(begin)

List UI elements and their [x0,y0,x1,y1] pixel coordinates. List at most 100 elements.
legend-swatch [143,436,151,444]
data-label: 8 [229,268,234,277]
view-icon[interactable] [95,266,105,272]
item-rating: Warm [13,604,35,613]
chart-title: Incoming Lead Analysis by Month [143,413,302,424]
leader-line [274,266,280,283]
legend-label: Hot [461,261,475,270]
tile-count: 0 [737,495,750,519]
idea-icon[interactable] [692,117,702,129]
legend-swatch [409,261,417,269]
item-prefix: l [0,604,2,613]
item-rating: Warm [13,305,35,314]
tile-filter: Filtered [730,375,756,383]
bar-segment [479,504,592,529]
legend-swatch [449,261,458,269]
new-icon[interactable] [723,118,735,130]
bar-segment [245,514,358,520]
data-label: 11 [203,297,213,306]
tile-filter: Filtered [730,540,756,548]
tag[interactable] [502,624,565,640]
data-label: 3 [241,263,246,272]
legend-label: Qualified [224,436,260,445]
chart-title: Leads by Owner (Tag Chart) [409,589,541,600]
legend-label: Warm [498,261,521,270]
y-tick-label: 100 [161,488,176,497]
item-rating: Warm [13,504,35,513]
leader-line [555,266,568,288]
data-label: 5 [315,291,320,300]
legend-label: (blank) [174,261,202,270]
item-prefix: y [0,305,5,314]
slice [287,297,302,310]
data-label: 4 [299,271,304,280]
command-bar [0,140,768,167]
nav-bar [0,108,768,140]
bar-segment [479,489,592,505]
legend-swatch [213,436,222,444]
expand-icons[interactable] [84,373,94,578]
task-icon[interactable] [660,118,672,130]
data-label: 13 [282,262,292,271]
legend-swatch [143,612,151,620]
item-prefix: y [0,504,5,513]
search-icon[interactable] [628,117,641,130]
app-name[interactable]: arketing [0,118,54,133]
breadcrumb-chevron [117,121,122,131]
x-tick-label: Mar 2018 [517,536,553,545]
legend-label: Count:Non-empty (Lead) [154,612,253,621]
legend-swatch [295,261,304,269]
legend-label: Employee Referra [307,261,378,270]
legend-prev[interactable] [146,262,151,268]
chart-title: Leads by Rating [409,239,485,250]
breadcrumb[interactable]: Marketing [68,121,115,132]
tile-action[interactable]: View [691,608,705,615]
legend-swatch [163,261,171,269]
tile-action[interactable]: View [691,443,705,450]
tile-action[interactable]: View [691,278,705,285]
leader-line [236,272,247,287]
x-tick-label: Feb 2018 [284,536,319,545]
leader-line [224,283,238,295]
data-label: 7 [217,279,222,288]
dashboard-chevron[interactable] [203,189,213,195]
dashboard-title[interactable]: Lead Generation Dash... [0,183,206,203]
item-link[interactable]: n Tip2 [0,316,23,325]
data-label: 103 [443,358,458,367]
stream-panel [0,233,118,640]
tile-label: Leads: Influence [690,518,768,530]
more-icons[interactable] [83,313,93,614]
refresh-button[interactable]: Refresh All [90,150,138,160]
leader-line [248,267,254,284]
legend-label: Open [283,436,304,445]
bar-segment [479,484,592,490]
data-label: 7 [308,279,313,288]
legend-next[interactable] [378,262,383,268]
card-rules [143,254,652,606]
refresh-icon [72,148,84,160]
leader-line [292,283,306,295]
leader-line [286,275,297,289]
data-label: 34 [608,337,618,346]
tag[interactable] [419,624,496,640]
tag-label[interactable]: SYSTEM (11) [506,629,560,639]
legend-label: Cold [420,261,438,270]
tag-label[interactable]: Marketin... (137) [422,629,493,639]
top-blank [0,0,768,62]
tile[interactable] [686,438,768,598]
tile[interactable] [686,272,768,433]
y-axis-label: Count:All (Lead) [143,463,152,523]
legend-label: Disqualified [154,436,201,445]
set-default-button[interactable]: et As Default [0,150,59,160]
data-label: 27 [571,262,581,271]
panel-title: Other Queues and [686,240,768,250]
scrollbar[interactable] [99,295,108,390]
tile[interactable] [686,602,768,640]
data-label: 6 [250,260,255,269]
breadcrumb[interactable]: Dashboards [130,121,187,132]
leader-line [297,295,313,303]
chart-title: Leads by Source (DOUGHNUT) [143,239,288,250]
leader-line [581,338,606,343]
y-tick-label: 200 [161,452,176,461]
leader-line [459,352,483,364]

(end)

Quote everything in the records above, from the very first line down to the line containing "tile-filter: Filtered [730,375,756,383]", reproducing each line without any change.

List UI elements and their [x0,y0,x1,y1] pixel coordinates. List at most 100 elements.
legend-swatch [143,436,151,444]
data-label: 8 [229,268,234,277]
view-icon[interactable] [95,266,105,272]
item-rating: Warm [13,604,35,613]
chart-title: Incoming Lead Analysis by Month [143,413,302,424]
leader-line [274,266,280,283]
legend-label: Hot [461,261,475,270]
tile-count: 0 [737,495,750,519]
idea-icon[interactable] [692,117,702,129]
legend-swatch [409,261,417,269]
item-prefix: l [0,604,2,613]
item-rating: Warm [13,305,35,314]
tile-filter: Filtered [730,375,756,383]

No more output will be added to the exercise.